RECORD EXTRACTS »
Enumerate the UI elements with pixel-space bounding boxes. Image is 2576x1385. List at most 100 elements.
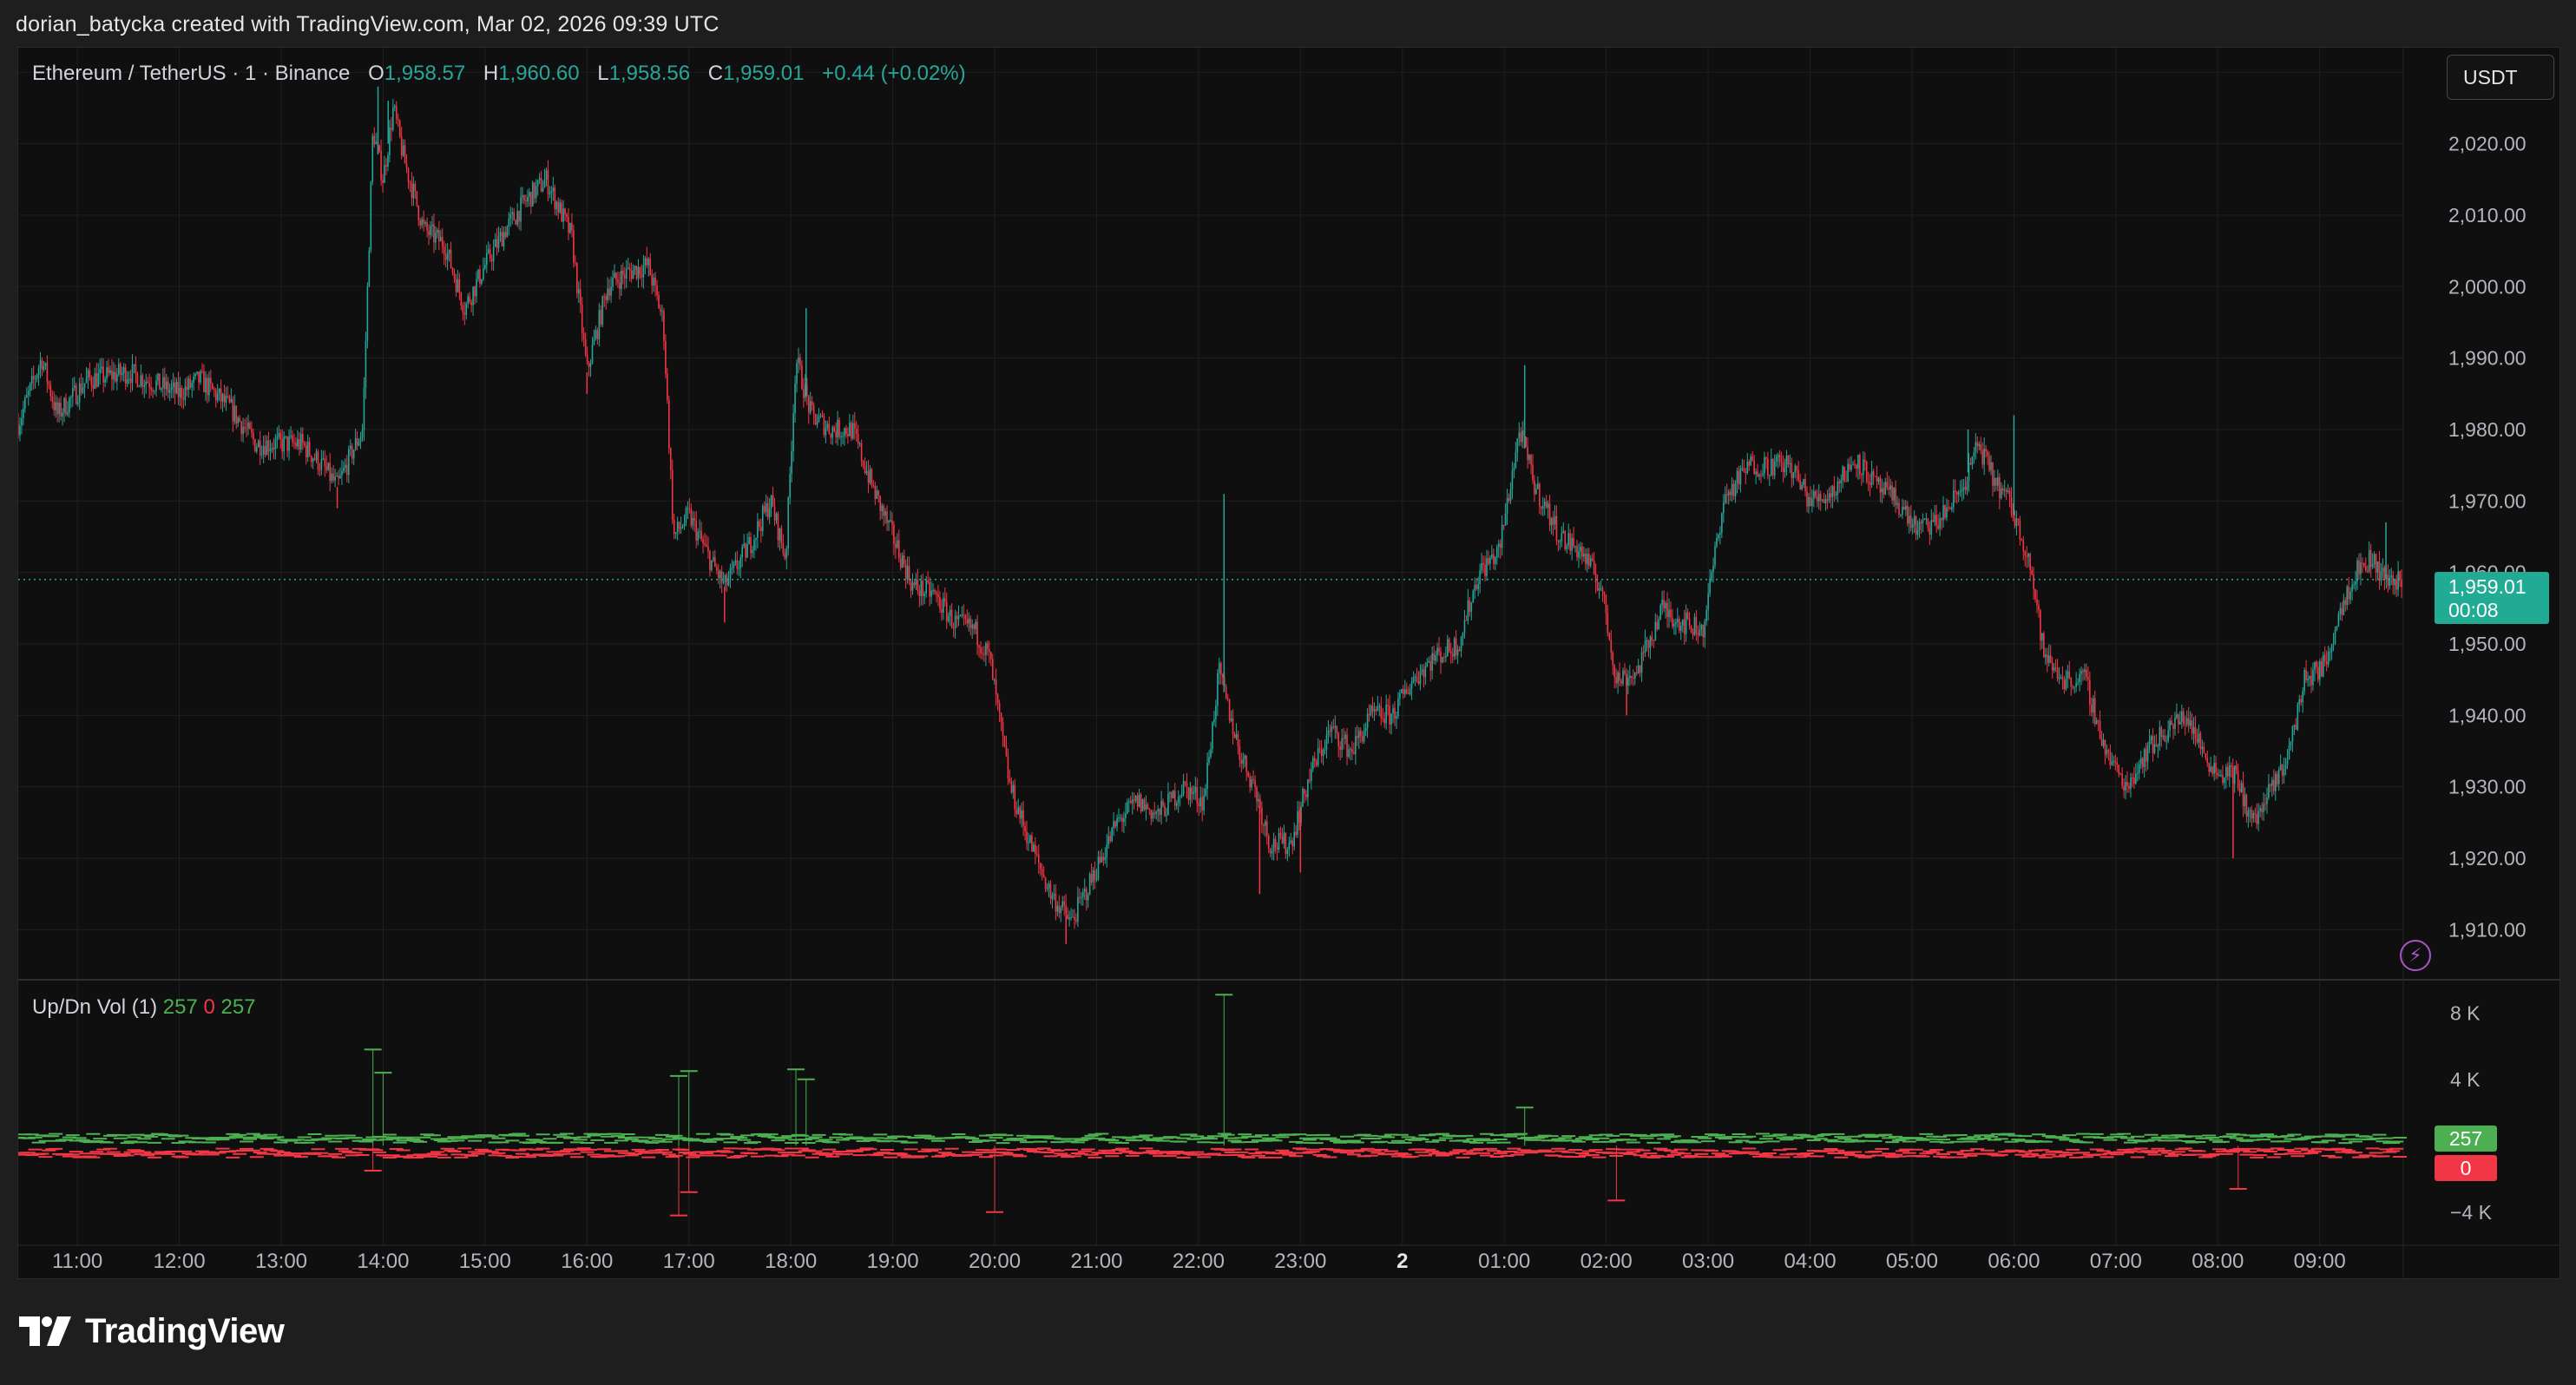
tradingview-logo[interactable]: TradingView xyxy=(19,1307,285,1355)
candle-body xyxy=(852,423,854,439)
candle-body xyxy=(1488,558,1489,564)
candle-body xyxy=(564,208,566,214)
candle-body xyxy=(761,506,764,532)
candle-body xyxy=(1757,471,1758,477)
candle-body xyxy=(533,182,536,199)
candle-body xyxy=(963,614,965,616)
candle-body xyxy=(2063,679,2066,690)
candle-body xyxy=(384,165,385,183)
candle-body xyxy=(2176,714,2178,718)
candle-body xyxy=(750,537,752,554)
candle-body xyxy=(2130,777,2132,790)
candle-body xyxy=(1755,471,1757,475)
candle-body xyxy=(2293,725,2296,726)
candle-body xyxy=(1791,463,1793,478)
candle-body xyxy=(2067,671,2069,679)
candle-body xyxy=(2356,560,2358,582)
candle-body xyxy=(1661,600,1663,606)
candle-body xyxy=(1221,674,1224,678)
candle-body xyxy=(1157,809,1159,812)
candle-body xyxy=(1865,461,1868,482)
candle-body xyxy=(1980,443,1982,450)
candle-body xyxy=(271,448,273,450)
candle-body xyxy=(575,262,576,264)
candle-body xyxy=(1315,761,1318,765)
candle-body xyxy=(2319,660,2321,680)
candle-body xyxy=(504,232,507,238)
candle-body xyxy=(2198,733,2200,743)
candle-body xyxy=(2358,560,2360,574)
candle-body xyxy=(400,136,403,156)
candle-body xyxy=(1777,455,1779,457)
candle-body xyxy=(1293,831,1295,847)
candle-body xyxy=(175,381,178,394)
candle-body xyxy=(2015,518,2018,527)
candle-body xyxy=(681,526,684,528)
candle-body xyxy=(819,415,822,417)
candle-body xyxy=(2065,678,2067,690)
candle-body xyxy=(1785,455,1788,468)
high-label: H xyxy=(483,62,499,85)
chart-canvas[interactable]: 2,030.002,020.002,010.002,000.001,990.00… xyxy=(18,48,2560,1278)
candle-body xyxy=(2206,758,2209,763)
candle-body xyxy=(1925,518,1928,520)
candle-body xyxy=(1423,669,1425,678)
candle-body xyxy=(654,277,656,286)
flash-icon[interactable]: ⚡ xyxy=(2400,940,2431,971)
candle-body xyxy=(1276,847,1278,850)
candle-body xyxy=(644,258,647,266)
candle-body xyxy=(373,135,376,145)
candle-body xyxy=(2123,785,2125,791)
candle-body xyxy=(1692,632,1694,635)
time-axis-label: 09:00 xyxy=(2294,1250,2346,1273)
candle-body xyxy=(1624,670,1626,674)
candle-body xyxy=(455,278,457,292)
chart-frame[interactable]: 2,030.002,020.002,010.002,000.001,990.00… xyxy=(17,47,2560,1279)
candle-body xyxy=(2093,698,2096,725)
candle-body xyxy=(39,360,42,369)
candle-body xyxy=(860,443,863,462)
candle-body xyxy=(2390,575,2393,578)
candle-body xyxy=(780,528,783,543)
candle-body xyxy=(1109,836,1111,841)
candle-body xyxy=(2092,698,2094,712)
candle-body xyxy=(1272,838,1275,851)
candle-body xyxy=(791,450,792,474)
candle-body xyxy=(1758,475,1760,477)
candle-body xyxy=(886,511,888,523)
candle-body xyxy=(1600,587,1602,589)
candle-body xyxy=(2383,568,2386,580)
candle-body xyxy=(470,301,472,305)
candle-body xyxy=(663,311,665,341)
candle-body xyxy=(1629,676,1631,679)
candle-body xyxy=(2133,778,2135,784)
candle-body xyxy=(1455,638,1457,656)
candle-body xyxy=(2155,744,2158,747)
candle-body xyxy=(1359,731,1362,736)
candle-body xyxy=(443,246,445,255)
candle-body xyxy=(2145,749,2147,762)
candle-body xyxy=(713,557,714,561)
candle-body xyxy=(1410,681,1413,689)
volume-indicator-name[interactable]: Up/Dn Vol (1) xyxy=(32,995,158,1019)
candle-body xyxy=(1429,661,1432,671)
candle-body xyxy=(2182,711,2185,724)
candle-body xyxy=(1675,621,1677,624)
candle-body xyxy=(1622,670,1624,684)
candle-body xyxy=(849,423,851,437)
candle-body xyxy=(1981,450,1983,465)
price-axis-label: 2,010.00 xyxy=(2448,204,2527,226)
candle-body xyxy=(1022,810,1024,826)
candle-body xyxy=(1068,917,1070,920)
candle-body xyxy=(2053,667,2055,671)
candle-body xyxy=(729,568,732,580)
candle-body xyxy=(1751,456,1753,461)
candle-body xyxy=(257,440,260,448)
candle-body xyxy=(812,404,815,414)
candle-body xyxy=(1833,485,1836,496)
candle-body xyxy=(1578,551,1580,558)
symbol-title[interactable]: Ethereum / TetherUS · 1 · Binance xyxy=(32,62,351,85)
candle-body xyxy=(2080,670,2082,674)
currency-button[interactable]: USDT xyxy=(2447,55,2554,100)
candle-body xyxy=(2179,721,2181,725)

SHORT PROBLEM »
Find every line in the records above that contains the string "chart", matching case exactly, and copy each such line in full.

WRITTEN SOLUTION »
chart-canvas[interactable]: 2,030.002,020.002,010.002,000.001,990.00… xyxy=(18,48,2560,1278)
chart-frame[interactable]: 2,030.002,020.002,010.002,000.001,990.00… xyxy=(17,47,2560,1279)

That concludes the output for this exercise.